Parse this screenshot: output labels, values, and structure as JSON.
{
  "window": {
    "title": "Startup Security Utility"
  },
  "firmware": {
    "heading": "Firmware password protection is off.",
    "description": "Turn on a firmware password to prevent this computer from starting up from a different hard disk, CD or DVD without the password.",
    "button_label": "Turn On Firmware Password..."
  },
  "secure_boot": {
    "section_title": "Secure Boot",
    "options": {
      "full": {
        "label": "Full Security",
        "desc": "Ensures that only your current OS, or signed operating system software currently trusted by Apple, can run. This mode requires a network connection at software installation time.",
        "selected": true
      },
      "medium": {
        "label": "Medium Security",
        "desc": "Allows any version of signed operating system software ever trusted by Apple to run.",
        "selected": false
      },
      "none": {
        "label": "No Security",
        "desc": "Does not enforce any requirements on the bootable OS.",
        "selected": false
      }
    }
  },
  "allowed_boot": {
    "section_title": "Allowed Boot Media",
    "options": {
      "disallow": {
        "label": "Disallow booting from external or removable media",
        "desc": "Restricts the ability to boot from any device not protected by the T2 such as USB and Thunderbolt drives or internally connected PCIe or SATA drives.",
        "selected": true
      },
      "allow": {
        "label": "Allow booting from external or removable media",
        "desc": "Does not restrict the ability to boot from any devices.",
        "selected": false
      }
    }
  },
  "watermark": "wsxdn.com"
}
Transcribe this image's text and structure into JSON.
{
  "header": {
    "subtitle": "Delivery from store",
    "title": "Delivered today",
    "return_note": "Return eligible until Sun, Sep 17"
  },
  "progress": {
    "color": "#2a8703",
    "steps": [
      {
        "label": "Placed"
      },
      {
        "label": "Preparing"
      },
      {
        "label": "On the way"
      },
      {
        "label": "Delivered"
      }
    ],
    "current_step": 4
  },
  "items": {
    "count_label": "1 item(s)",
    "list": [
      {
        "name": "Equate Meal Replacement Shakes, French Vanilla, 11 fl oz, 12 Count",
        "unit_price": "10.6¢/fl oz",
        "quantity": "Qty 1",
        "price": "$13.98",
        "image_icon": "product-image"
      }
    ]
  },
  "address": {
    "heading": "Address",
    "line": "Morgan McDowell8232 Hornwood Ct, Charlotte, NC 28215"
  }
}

• EXERCISE GOAL
Quote the data above in full, changing nothing.

• REPLY
Parse this screenshot: output labels, values, and structure as JSON.
{
  "window": {
    "title": "Startup Security Utility"
  },
  "firmware": {
    "heading": "Firmware password protection is off.",
    "description": "Turn on a firmware password to prevent this computer from starting up from a different hard disk, CD or DVD without the password.",
    "button_label": "Turn On Firmware Password..."
  },
  "secure_boot": {
    "section_title": "Secure Boot",
    "options": {
      "full": {
        "label": "Full Security",
        "desc": "Ensures that only your current OS, or signed operating system software currently trusted by Apple, can run. This mode requires a network connection at software installation time.",
        "selected": true
      },
      "medium": {
        "label": "Medium Security",
        "desc": "Allows any version of signed operating system software ever trusted by Apple to run.",
        "selected": false
      },
      "none": {
        "label": "No Security",
        "desc": "Does not enforce any requirements on the bootable OS.",
        "selected": false
      }
    }
  },
  "allowed_boot": {
    "section_title": "Allowed Boot Media",
    "options": {
      "disallow": {
        "label": "Disallow booting from external or removable media",
        "desc": "Restricts the ability to boot from any device not protected by the T2 such as USB and Thunderbolt drives or internally connected PCIe or SATA drives.",
        "selected": true
      },
      "allow": {
        "label": "Allow booting from external or removable media",
        "desc": "Does not restrict the ability to boot from any devices.",
        "selected": false
      }
    }
  },
  "watermark": "wsxdn.com"
}
Transcribe this image's text and structure into JSON.
{
  "header": {
    "subtitle": "Delivery from store",
    "title": "Delivered today",
    "return_note": "Return eligible until Sun, Sep 17"
  },
  "progress": {
    "color": "#2a8703",
    "steps": [
      {
        "label": "Placed"
      },
      {
        "label": "Preparing"
      },
      {
        "label": "On the way"
      },
      {
        "label": "Delivered"
      }
    ],
    "current_step": 4
  },
  "items": {
    "count_label": "1 item(s)",
    "list": [
      {
        "name": "Equate Meal Replacement Shakes, French Vanilla, 11 fl oz, 12 Count",
        "unit_price": "10.6¢/fl oz",
        "quantity": "Qty 1",
        "price": "$13.98",
        "image_icon": "product-image"
      }
    ]
  },
  "address": {
    "heading": "Address",
    "line": "Morgan McDowell8232 Hornwood Ct, Charlotte, NC 28215"
  }
}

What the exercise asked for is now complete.